[Rows from a dataset]
[START]
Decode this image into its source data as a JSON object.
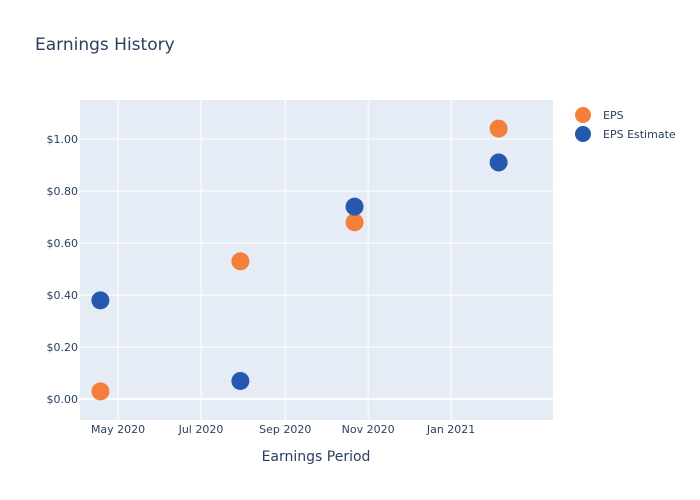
{
  "chart_data": {
    "type": "scatter",
    "title": "Earnings History",
    "xlabel": "Earnings Period",
    "ylabel": "",
    "x_ticks": [
      {
        "date": "2020-05-01",
        "label": "May 2020"
      },
      {
        "date": "2020-07-01",
        "label": "Jul 2020"
      },
      {
        "date": "2020-09-01",
        "label": "Sep 2020"
      },
      {
        "date": "2020-11-01",
        "label": "Nov 2020"
      },
      {
        "date": "2021-01-01",
        "label": "Jan 2021"
      }
    ],
    "xlim": [
      "2020-04-03",
      "2021-03-17"
    ],
    "y_ticks": [
      {
        "value": 0.0,
        "label": "$0.00"
      },
      {
        "value": 0.2,
        "label": "$0.20"
      },
      {
        "value": 0.4,
        "label": "$0.40"
      },
      {
        "value": 0.6,
        "label": "$0.60"
      },
      {
        "value": 0.8,
        "label": "$0.80"
      },
      {
        "value": 1.0,
        "label": "$1.00"
      }
    ],
    "ylim": [
      -0.08,
      1.15
    ],
    "grid": true,
    "legend_position": "top-right",
    "series": [
      {
        "name": "EPS",
        "color": "#f47f3a",
        "points": [
          {
            "x": "2020-04-18",
            "y": 0.03
          },
          {
            "x": "2020-07-30",
            "y": 0.53
          },
          {
            "x": "2020-10-22",
            "y": 0.68
          },
          {
            "x": "2021-02-05",
            "y": 1.04
          }
        ]
      },
      {
        "name": "EPS Estimate",
        "color": "#2658ad",
        "points": [
          {
            "x": "2020-04-18",
            "y": 0.38
          },
          {
            "x": "2020-07-30",
            "y": 0.07
          },
          {
            "x": "2020-10-22",
            "y": 0.74
          },
          {
            "x": "2021-02-05",
            "y": 0.91
          }
        ]
      }
    ]
  }
}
[END]
- **Task brief**
Scan the material line by line and report each one that contains "Earnings".

- **Output of the task**
    "title": "Earnings History",
    "xlabel": "Earnings Period",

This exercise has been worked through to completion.